--- begin Data for this exercise ---

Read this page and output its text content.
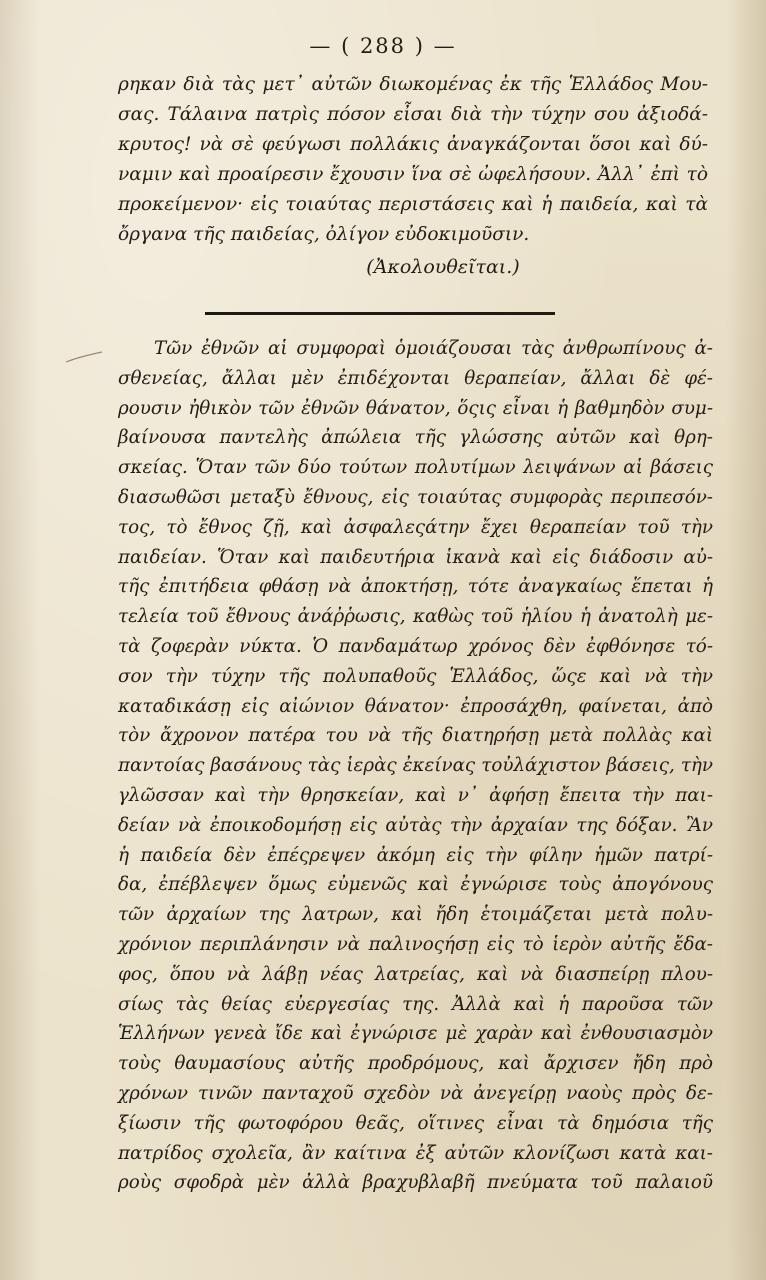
— ( 288 ) —
ρηκαν διὰ τὰς μετ᾽ αὐτῶν διωκομένας ἐκ τῆς Ἑλλάδος Μου-
σας. Τάλαινα πατρὶς πόσον εἶσαι διὰ τὴν τύχην σου ἀξιοδά-
κρυτος! νὰ σὲ φεύγωσι πολλάκις ἀναγκάζονται ὅσοι καὶ δύ-
ναμιν καὶ προαίρεσιν ἔχουσιν ἵνα σὲ ὠφελήσουν. Ἀλλ᾽ ἐπὶ τὸ
προκείμενον· εἰς τοιαύτας περιστάσεις καὶ ἡ παιδεία, καὶ τὰ
ὄργανα τῆς παιδείας, ὀλίγον εὐδοκιμοῦσιν.
(Ἀκολουθεῖται.)
Τῶν ἐθνῶν αἱ συμφοραὶ ὁμοιάζουσαι τὰς ἀνθρωπίνους ἀ-
σθενείας, ἄλλαι μὲν ἐπιδέχονται θεραπείαν, ἄλλαι δὲ φέ-
ρουσιν ἠθικὸν τῶν ἐθνῶν θάνατον, ὅςις εἶναι ἡ βαθμηδὸν συμ-
βαίνουσα παντελὴς ἀπώλεια τῆς γλώσσης αὐτῶν καὶ θρη-
σκείας. Ὅταν τῶν δύο τούτων πολυτίμων λειψάνων αἱ βάσεις
διασωθῶσι μεταξὺ ἔθνους, εἰς τοιαύτας συμφορὰς περιπεσόν-
τος, τὸ ἔθνος ζῇ, καὶ ἀσφαλεςάτην ἔχει θεραπείαν τοῦ τὴν
παιδείαν. Ὅταν καὶ παιδευτήρια ἱκανὰ καὶ εἰς διάδοσιν αὐ-
τῆς ἐπιτήδεια φθάσῃ νὰ ἀποκτήσῃ, τότε ἀναγκαίως ἕπεται ἡ
τελεία τοῦ ἔθνους ἀνάῤῥωσις, καθὼς τοῦ ἡλίου ἡ ἀνατολὴ με-
τὰ ζοφερὰν νύκτα. Ὁ πανδαμάτωρ χρόνος δὲν ἐφθόνησε τό-
σον τὴν τύχην τῆς πολυπαθοῦς Ἑλλάδος, ὥςε καὶ νὰ τὴν
καταδικάσῃ εἰς αἰώνιον θάνατον· ἐπροσάχθη, φαίνεται, ἀπὸ
τὸν ἄχρονον πατέρα του νὰ τῆς διατηρήσῃ μετὰ πολλὰς καὶ
παντοίας βασάνους τὰς ἱερὰς ἐκείνας τοὐλάχιστον βάσεις, τὴν
γλῶσσαν καὶ τὴν θρησκείαν, καὶ ν᾽ ἀφήσῃ ἔπειτα τὴν παι-
δείαν νὰ ἐποικοδομήσῃ εἰς αὐτὰς τὴν ἀρχαίαν της δόξαν. Ἂν
ἡ παιδεία δὲν ἐπέςρεψεν ἀκόμη εἰς τὴν φίλην ἡμῶν πατρί-
δα, ἐπέβλεψεν ὅμως εὐμενῶς καὶ ἐγνώρισε τοὺς ἀπογόνους
τῶν ἀρχαίων της λατρων, καὶ ἤδη ἑτοιμάζεται μετὰ πολυ-
χρόνιον περιπλάνησιν νὰ παλινοςήσῃ εἰς τὸ ἱερὸν αὐτῆς ἔδα-
φος, ὅπου νὰ λάβῃ νέας λατρείας, καὶ νὰ διασπείρῃ πλου-
σίως τὰς θείας εὐεργεσίας της. Ἀλλὰ καὶ ἡ παροῦσα τῶν
Ἑλλήνων γενεὰ ἴδε καὶ ἐγνώρισε μὲ χαρὰν καὶ ἐνθουσιασμὸν
τοὺς θαυμασίους αὐτῆς προδρόμους, καὶ ἄρχισεν ἤδη πρὸ
χρόνων τινῶν πανταχοῦ σχεδὸν νὰ ἀνεγείρῃ ναοὺς πρὸς δε-
ξίωσιν τῆς φωτοφόρου θεᾶς, οἵτινες εἶναι τὰ δημόσια τῆς
πατρίδος σχολεῖα, ἂν καίτινα ἐξ αὐτῶν κλονίζωσι κατὰ και-
ροὺς σφοδρὰ μὲν ἀλλὰ βραχυβλαβῆ πνεύματα τοῦ παλαιοῦ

--- end Data for this exercise ---

Aim:
Make a verbatim copy of all the entries and strip out the pictures.

Reply:
Read this page and output its text content.
— ( 288 ) —
ρηκαν διὰ τὰς μετ᾽ αὐτῶν διωκομένας ἐκ τῆς Ἑλλάδος Μου-
σας. Τάλαινα πατρὶς πόσον εἶσαι διὰ τὴν τύχην σου ἀξιοδά-
κρυτος! νὰ σὲ φεύγωσι πολλάκις ἀναγκάζονται ὅσοι καὶ δύ-
ναμιν καὶ προαίρεσιν ἔχουσιν ἵνα σὲ ὠφελήσουν. Ἀλλ᾽ ἐπὶ τὸ
προκείμενον· εἰς τοιαύτας περιστάσεις καὶ ἡ παιδεία, καὶ τὰ
ὄργανα τῆς παιδείας, ὀλίγον εὐδοκιμοῦσιν.
(Ἀκολουθεῖται.)
Τῶν ἐθνῶν αἱ συμφοραὶ ὁμοιάζουσαι τὰς ἀνθρωπίνους ἀ-
σθενείας, ἄλλαι μὲν ἐπιδέχονται θεραπείαν, ἄλλαι δὲ φέ-
ρουσιν ἠθικὸν τῶν ἐθνῶν θάνατον, ὅςις εἶναι ἡ βαθμηδὸν συμ-
βαίνουσα παντελὴς ἀπώλεια τῆς γλώσσης αὐτῶν καὶ θρη-
σκείας. Ὅταν τῶν δύο τούτων πολυτίμων λειψάνων αἱ βάσεις
διασωθῶσι μεταξὺ ἔθνους, εἰς τοιαύτας συμφορὰς περιπεσόν-
τος, τὸ ἔθνος ζῇ, καὶ ἀσφαλεςάτην ἔχει θεραπείαν τοῦ τὴν
παιδείαν. Ὅταν καὶ παιδευτήρια ἱκανὰ καὶ εἰς διάδοσιν αὐ-
τῆς ἐπιτήδεια φθάσῃ νὰ ἀποκτήσῃ, τότε ἀναγκαίως ἕπεται ἡ
τελεία τοῦ ἔθνους ἀνάῤῥωσις, καθὼς τοῦ ἡλίου ἡ ἀνατολὴ με-
τὰ ζοφερὰν νύκτα. Ὁ πανδαμάτωρ χρόνος δὲν ἐφθόνησε τό-
σον τὴν τύχην τῆς πολυπαθοῦς Ἑλλάδος, ὥςε καὶ νὰ τὴν
καταδικάσῃ εἰς αἰώνιον θάνατον· ἐπροσάχθη, φαίνεται, ἀπὸ
τὸν ἄχρονον πατέρα του νὰ τῆς διατηρήσῃ μετὰ πολλὰς καὶ
παντοίας βασάνους τὰς ἱερὰς ἐκείνας τοὐλάχιστον βάσεις, τὴν
γλῶσσαν καὶ τὴν θρησκείαν, καὶ ν᾽ ἀφήσῃ ἔπειτα τὴν παι-
δείαν νὰ ἐποικοδομήσῃ εἰς αὐτὰς τὴν ἀρχαίαν της δόξαν. Ἂν
ἡ παιδεία δὲν ἐπέςρεψεν ἀκόμη εἰς τὴν φίλην ἡμῶν πατρί-
δα, ἐπέβλεψεν ὅμως εὐμενῶς καὶ ἐγνώρισε τοὺς ἀπογόνους
τῶν ἀρχαίων της λατρων, καὶ ἤδη ἑτοιμάζεται μετὰ πολυ-
χρόνιον περιπλάνησιν νὰ παλινοςήσῃ εἰς τὸ ἱερὸν αὐτῆς ἔδα-
φος, ὅπου νὰ λάβῃ νέας λατρείας, καὶ νὰ διασπείρῃ πλου-
σίως τὰς θείας εὐεργεσίας της. Ἀλλὰ καὶ ἡ παροῦσα τῶν
Ἑλλήνων γενεὰ ἴδε καὶ ἐγνώρισε μὲ χαρὰν καὶ ἐνθουσιασμὸν
τοὺς θαυμασίους αὐτῆς προδρόμους, καὶ ἄρχισεν ἤδη πρὸ
χρόνων τινῶν πανταχοῦ σχεδὸν νὰ ἀνεγείρῃ ναοὺς πρὸς δε-
ξίωσιν τῆς φωτοφόρου θεᾶς, οἵτινες εἶναι τὰ δημόσια τῆς
πατρίδος σχολεῖα, ἂν καίτινα ἐξ αὐτῶν κλονίζωσι κατὰ και-
ροὺς σφοδρὰ μὲν ἀλλὰ βραχυβλαβῆ πνεύματα τοῦ παλαιοῦ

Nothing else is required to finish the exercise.